Given instruction: Skip all pictures, then print the remaining material exactly.

== Provided information

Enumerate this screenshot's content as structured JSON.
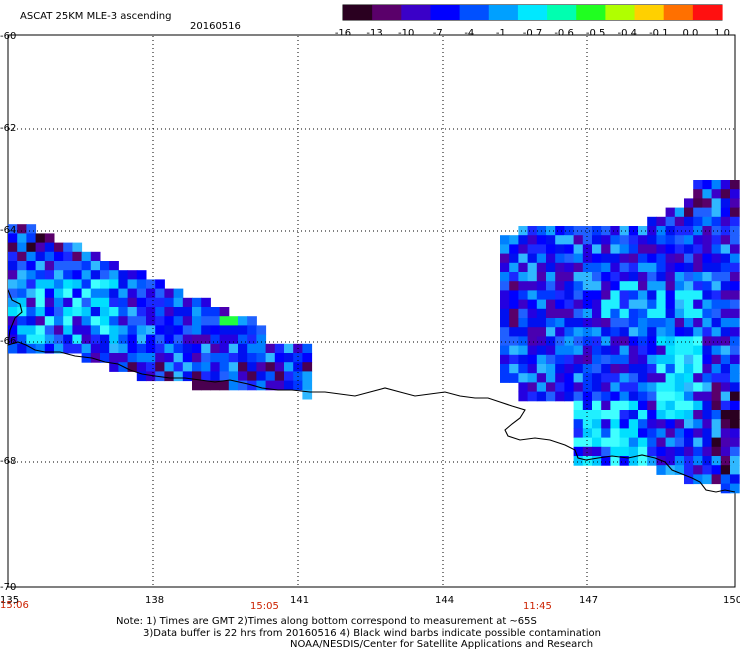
{
  "header": {
    "title": "ASCAT 25KM MLE-3 ascending",
    "date": "20160516"
  },
  "colorbar": {
    "labels": [
      "-16",
      "-13",
      "-10",
      "-7",
      "-4",
      "-1",
      "-0.7",
      "-0.6",
      "-0.5",
      "-0.4",
      "-0.1",
      "0.0",
      "1.0"
    ],
    "colors": [
      "#2a0020",
      "#5a006a",
      "#3a00c8",
      "#0000ff",
      "#0050ff",
      "#00a0ff",
      "#00e8ff",
      "#00ffb0",
      "#20ff20",
      "#b0ff00",
      "#ffd000",
      "#ff7000",
      "#ff1010"
    ]
  },
  "axes": {
    "lat_labels": [
      "-60",
      "-62",
      "-64",
      "-66",
      "-68",
      "-70"
    ],
    "lon_labels": [
      "135",
      "138",
      "141",
      "144",
      "147",
      "150"
    ],
    "time_labels": [
      "15:06",
      "15:05",
      "11:45"
    ]
  },
  "notes": {
    "line1": "Note: 1) Times are GMT 2)Times along bottom correspond to measurement at ~65S",
    "line2": "3)Data buffer is 22 hrs from 20160516 4) Black wind barbs indicate possible contamination",
    "line3": "NOAA/NESDIS/Center for Satellite Applications and Research"
  }
}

====

Answer:
Enumerate this screenshot's content as structured JSON.
{
  "header": {
    "title": "ASCAT 25KM MLE-3 ascending",
    "date": "20160516"
  },
  "colorbar": {
    "labels": [
      "-16",
      "-13",
      "-10",
      "-7",
      "-4",
      "-1",
      "-0.7",
      "-0.6",
      "-0.5",
      "-0.4",
      "-0.1",
      "0.0",
      "1.0"
    ],
    "colors": [
      "#2a0020",
      "#5a006a",
      "#3a00c8",
      "#0000ff",
      "#0050ff",
      "#00a0ff",
      "#00e8ff",
      "#00ffb0",
      "#20ff20",
      "#b0ff00",
      "#ffd000",
      "#ff7000",
      "#ff1010"
    ]
  },
  "axes": {
    "lat_labels": [
      "-60",
      "-62",
      "-64",
      "-66",
      "-68",
      "-70"
    ],
    "lon_labels": [
      "135",
      "138",
      "141",
      "144",
      "147",
      "150"
    ],
    "time_labels": [
      "15:06",
      "15:05",
      "11:45"
    ]
  },
  "notes": {
    "line1": "Note: 1) Times are GMT 2)Times along bottom correspond to measurement at ~65S",
    "line2": "3)Data buffer is 22 hrs from 20160516 4) Black wind barbs indicate possible contamination",
    "line3": "NOAA/NESDIS/Center for Satellite Applications and Research"
  }
}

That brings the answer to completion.